**EXERCISE PROMPT**.
Report how many lines contain "pattern". The answer is a single number.

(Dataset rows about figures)
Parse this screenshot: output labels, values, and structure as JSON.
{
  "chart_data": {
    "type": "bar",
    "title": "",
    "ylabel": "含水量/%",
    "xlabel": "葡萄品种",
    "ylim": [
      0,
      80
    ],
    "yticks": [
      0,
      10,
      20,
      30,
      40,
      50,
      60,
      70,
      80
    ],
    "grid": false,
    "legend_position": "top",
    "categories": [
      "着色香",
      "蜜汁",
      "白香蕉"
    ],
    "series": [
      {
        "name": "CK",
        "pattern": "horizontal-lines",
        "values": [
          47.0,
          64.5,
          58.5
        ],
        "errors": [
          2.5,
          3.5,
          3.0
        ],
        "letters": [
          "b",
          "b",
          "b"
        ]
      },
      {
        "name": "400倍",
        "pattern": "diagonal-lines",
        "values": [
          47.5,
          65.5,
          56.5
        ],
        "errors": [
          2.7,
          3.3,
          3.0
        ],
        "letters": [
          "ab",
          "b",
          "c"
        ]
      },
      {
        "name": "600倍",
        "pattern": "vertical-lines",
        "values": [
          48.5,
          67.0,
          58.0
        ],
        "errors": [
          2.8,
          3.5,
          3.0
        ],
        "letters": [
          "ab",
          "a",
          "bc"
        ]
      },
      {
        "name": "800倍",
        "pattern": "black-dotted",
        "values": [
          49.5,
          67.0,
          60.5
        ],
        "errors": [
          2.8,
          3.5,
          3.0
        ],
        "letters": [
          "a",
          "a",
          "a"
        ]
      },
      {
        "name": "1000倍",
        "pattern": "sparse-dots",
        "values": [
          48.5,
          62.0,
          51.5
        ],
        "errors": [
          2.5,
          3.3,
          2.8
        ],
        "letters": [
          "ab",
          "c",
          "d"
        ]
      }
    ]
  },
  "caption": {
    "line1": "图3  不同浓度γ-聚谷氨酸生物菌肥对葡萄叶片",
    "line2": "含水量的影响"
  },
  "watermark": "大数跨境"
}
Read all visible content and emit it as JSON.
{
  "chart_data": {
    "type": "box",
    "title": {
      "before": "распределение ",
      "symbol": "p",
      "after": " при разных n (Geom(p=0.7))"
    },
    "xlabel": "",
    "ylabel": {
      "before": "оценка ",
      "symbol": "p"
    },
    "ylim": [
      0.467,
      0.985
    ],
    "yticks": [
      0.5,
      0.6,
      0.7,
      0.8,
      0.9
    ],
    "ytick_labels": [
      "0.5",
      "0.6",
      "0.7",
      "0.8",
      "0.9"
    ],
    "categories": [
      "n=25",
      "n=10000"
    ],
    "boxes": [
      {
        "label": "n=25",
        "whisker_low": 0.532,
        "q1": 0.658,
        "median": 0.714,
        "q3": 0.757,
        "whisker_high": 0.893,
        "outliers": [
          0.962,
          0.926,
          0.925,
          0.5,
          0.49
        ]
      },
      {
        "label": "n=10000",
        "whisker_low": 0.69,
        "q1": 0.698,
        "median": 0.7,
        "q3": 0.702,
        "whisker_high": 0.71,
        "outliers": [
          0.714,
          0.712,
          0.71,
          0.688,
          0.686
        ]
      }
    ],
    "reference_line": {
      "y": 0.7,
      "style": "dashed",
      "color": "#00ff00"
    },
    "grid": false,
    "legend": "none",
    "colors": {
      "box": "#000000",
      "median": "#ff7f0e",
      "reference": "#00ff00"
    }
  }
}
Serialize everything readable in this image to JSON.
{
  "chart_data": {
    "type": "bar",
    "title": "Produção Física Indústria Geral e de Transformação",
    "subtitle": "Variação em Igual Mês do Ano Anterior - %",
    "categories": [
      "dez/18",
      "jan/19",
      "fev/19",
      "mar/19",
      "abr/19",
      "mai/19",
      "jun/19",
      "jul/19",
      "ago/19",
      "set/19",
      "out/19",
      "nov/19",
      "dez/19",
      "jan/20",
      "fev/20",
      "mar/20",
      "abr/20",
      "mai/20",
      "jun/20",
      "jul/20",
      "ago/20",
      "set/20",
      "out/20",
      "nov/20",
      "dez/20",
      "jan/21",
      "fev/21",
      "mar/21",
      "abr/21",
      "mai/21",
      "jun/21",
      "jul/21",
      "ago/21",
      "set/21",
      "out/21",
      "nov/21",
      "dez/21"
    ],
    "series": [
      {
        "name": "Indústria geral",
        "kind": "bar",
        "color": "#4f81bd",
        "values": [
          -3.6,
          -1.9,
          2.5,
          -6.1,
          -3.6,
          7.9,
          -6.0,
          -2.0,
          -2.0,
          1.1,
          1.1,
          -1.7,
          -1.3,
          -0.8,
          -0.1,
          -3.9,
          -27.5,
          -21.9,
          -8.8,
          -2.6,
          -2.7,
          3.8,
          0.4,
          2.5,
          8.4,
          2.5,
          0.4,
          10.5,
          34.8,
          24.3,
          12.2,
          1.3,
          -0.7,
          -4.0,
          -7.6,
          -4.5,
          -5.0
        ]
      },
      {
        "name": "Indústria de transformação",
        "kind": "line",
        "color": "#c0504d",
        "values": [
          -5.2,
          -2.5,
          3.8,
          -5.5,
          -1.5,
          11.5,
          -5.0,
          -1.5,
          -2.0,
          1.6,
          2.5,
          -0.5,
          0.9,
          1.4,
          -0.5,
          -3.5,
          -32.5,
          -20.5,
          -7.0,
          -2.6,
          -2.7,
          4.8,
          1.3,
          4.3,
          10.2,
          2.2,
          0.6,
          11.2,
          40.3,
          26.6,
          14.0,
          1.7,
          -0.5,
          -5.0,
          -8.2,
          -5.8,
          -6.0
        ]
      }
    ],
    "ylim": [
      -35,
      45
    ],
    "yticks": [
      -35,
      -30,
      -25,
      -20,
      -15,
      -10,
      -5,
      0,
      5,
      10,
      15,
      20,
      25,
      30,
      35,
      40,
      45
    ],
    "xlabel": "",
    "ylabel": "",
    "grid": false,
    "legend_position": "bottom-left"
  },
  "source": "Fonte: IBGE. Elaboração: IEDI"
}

**RESPONSE**.
5